→ **Given problem**
Keep only the lines of the listing that include the word "Quiz", and copy them.

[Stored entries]

○ ○ ○ ○ ○

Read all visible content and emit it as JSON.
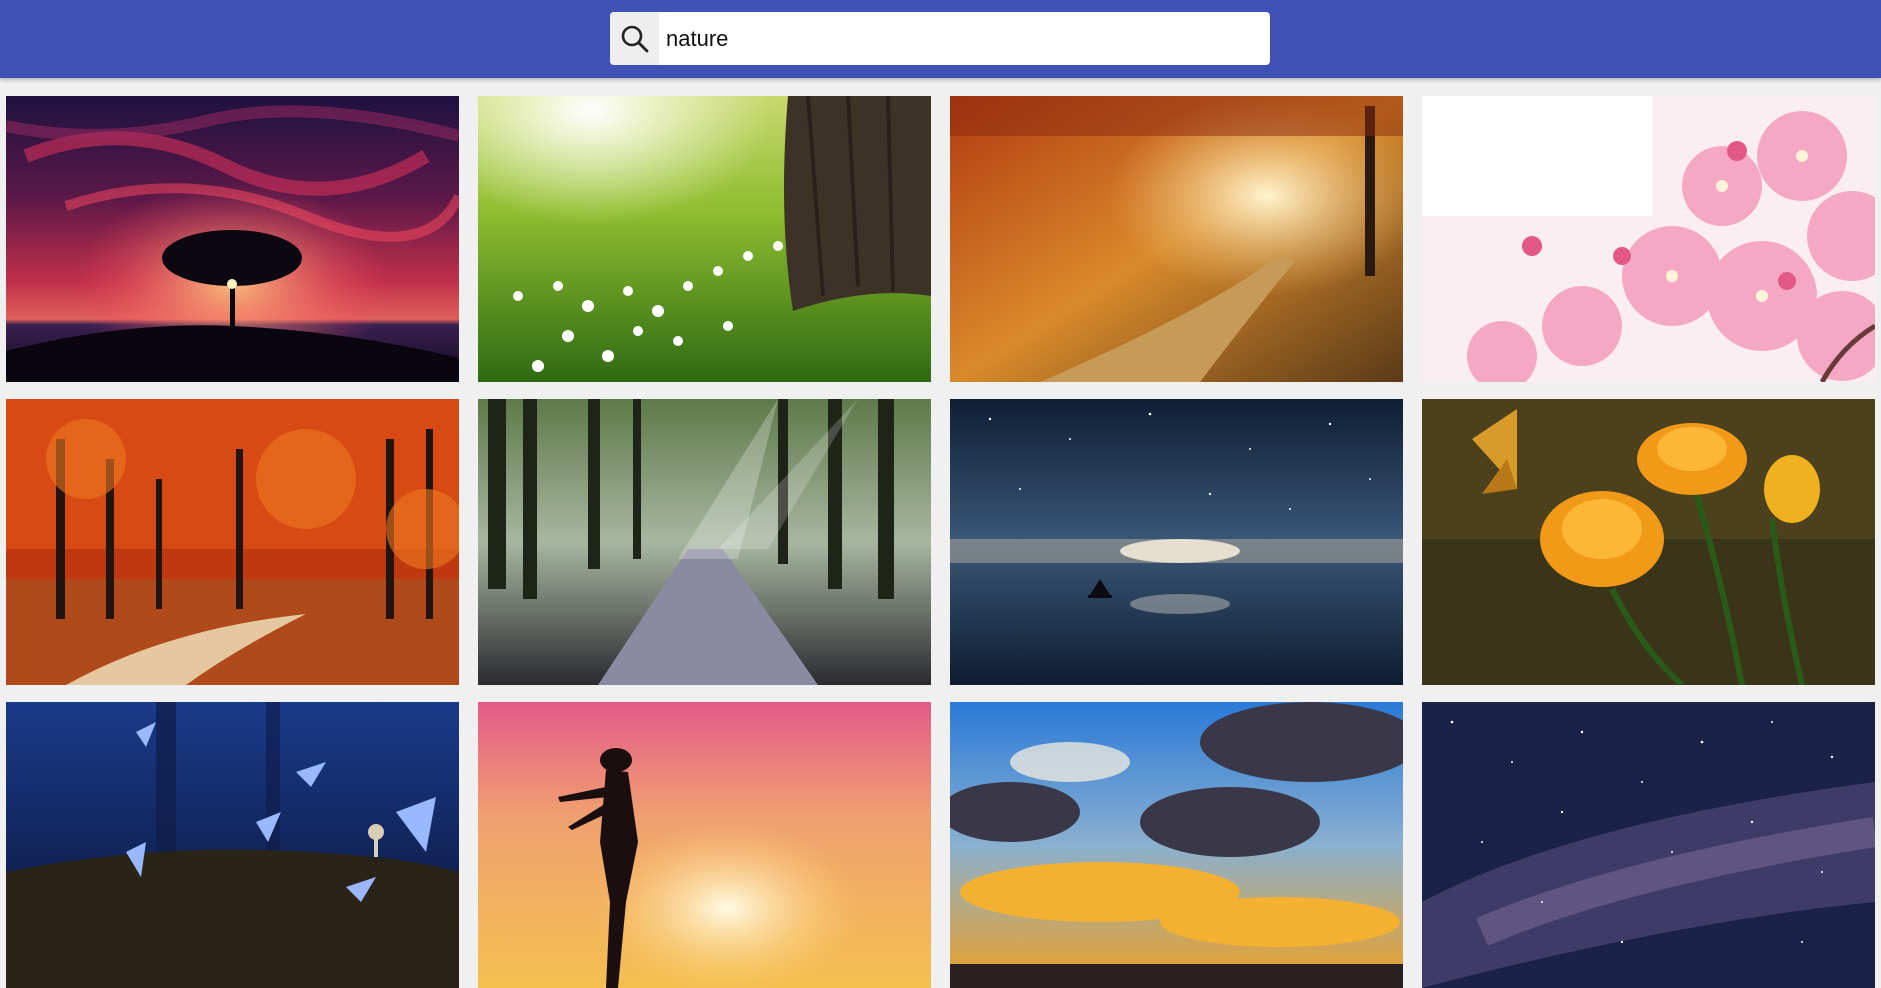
{
  "search": {
    "value": "nature",
    "icon": "search-icon"
  },
  "colors": {
    "header_background": "#3f51b5",
    "page_background": "#f0f0f0",
    "search_icon_background": "#eeeeee"
  },
  "results": [
    {
      "name": "sunset-tree-photo"
    },
    {
      "name": "sunlit-meadow-flowers-photo"
    },
    {
      "name": "autumn-forest-path-photo"
    },
    {
      "name": "cherry-blossom-photo"
    },
    {
      "name": "red-autumn-forest-photo"
    },
    {
      "name": "misty-forest-road-photo"
    },
    {
      "name": "starry-sea-sailboat-photo"
    },
    {
      "name": "butterfly-orange-flowers-photo"
    },
    {
      "name": "blue-butterflies-forest-photo"
    },
    {
      "name": "woman-sunset-silhouette-photo"
    },
    {
      "name": "dramatic-sky-clouds-photo"
    },
    {
      "name": "milky-way-stars-photo"
    }
  ]
}
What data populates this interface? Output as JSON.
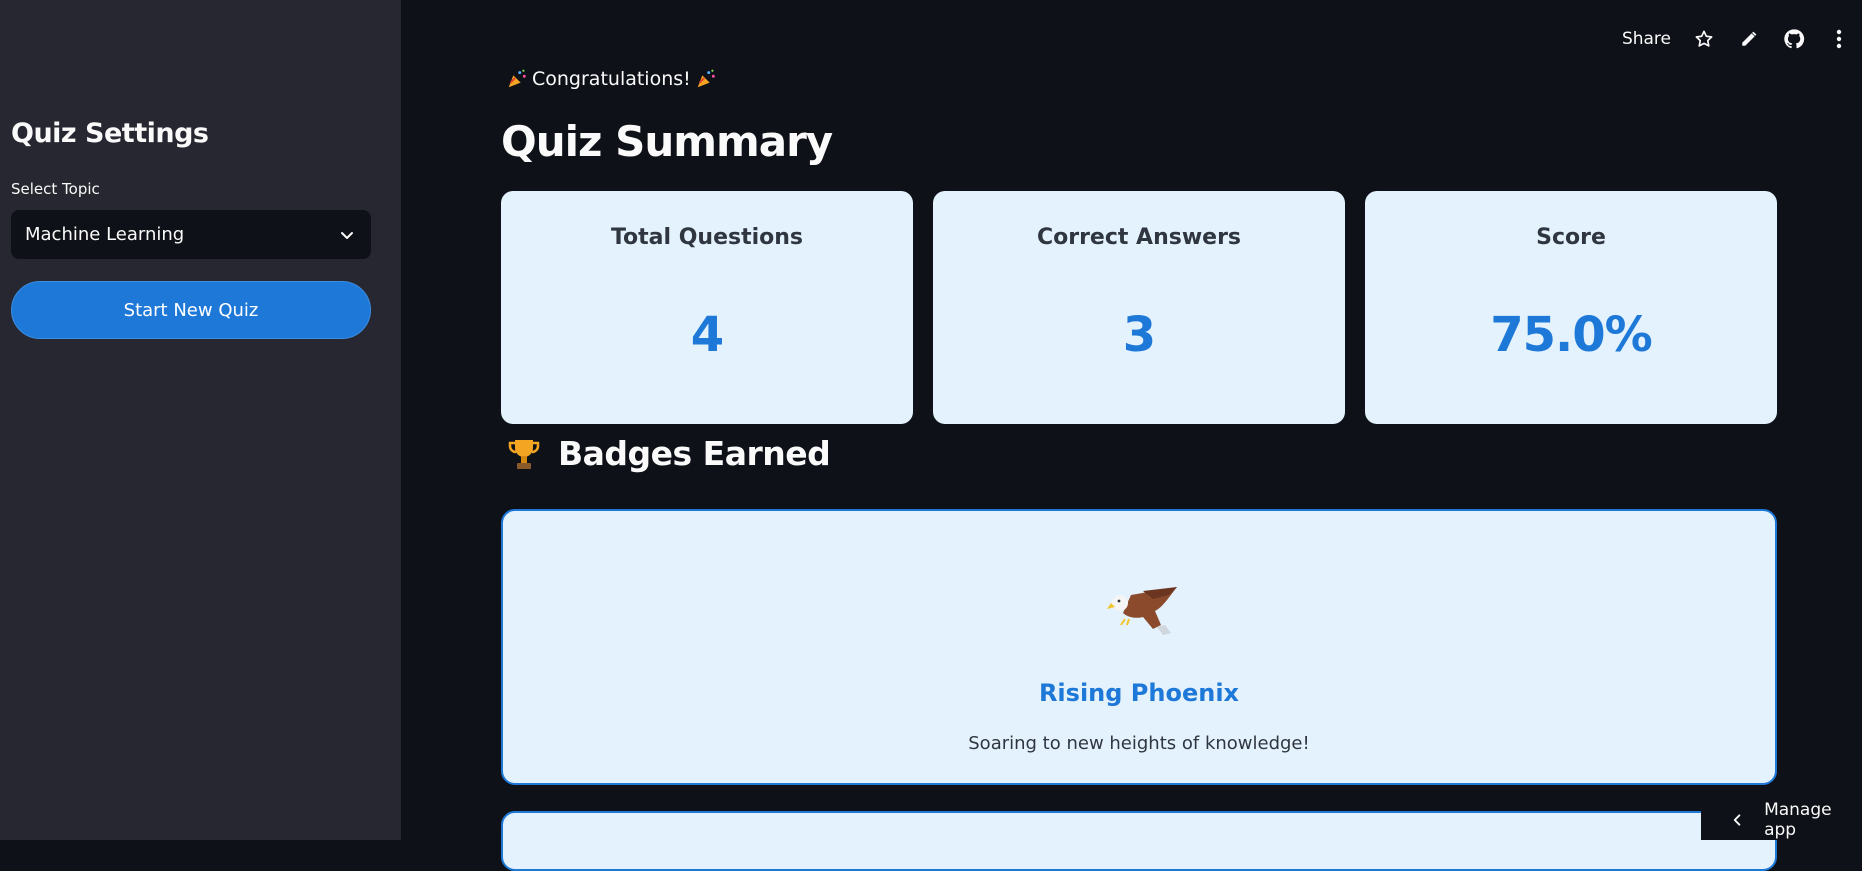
{
  "sidebar": {
    "title": "Quiz Settings",
    "select_label": "Select Topic",
    "selected_topic": "Machine Learning",
    "start_button": "Start New Quiz"
  },
  "toolbar": {
    "share_label": "Share",
    "icons": [
      "star-icon",
      "edit-icon",
      "github-icon",
      "more-vertical-icon"
    ]
  },
  "main": {
    "congrats_text": "Congratulations!",
    "title": "Quiz Summary",
    "stats": [
      {
        "label": "Total Questions",
        "value": "4"
      },
      {
        "label": "Correct Answers",
        "value": "3"
      },
      {
        "label": "Score",
        "value": "75.0%"
      }
    ],
    "badges_heading": "Badges Earned",
    "badges": [
      {
        "icon": "eagle-icon",
        "name": "Rising Phoenix",
        "description": "Soaring to new heights of knowledge!"
      }
    ]
  },
  "footer": {
    "manage_app_label": "Manage app"
  },
  "colors": {
    "accent": "#1e78d8",
    "card_bg": "#e3f2fd",
    "sidebar_bg": "#262730",
    "main_bg": "#0e1117"
  }
}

○ ○ ○ ○ ○

→ **Result**
    "title": "Quiz Settings",
    "start_button": "Start New Quiz"
    "title": "Quiz Summary",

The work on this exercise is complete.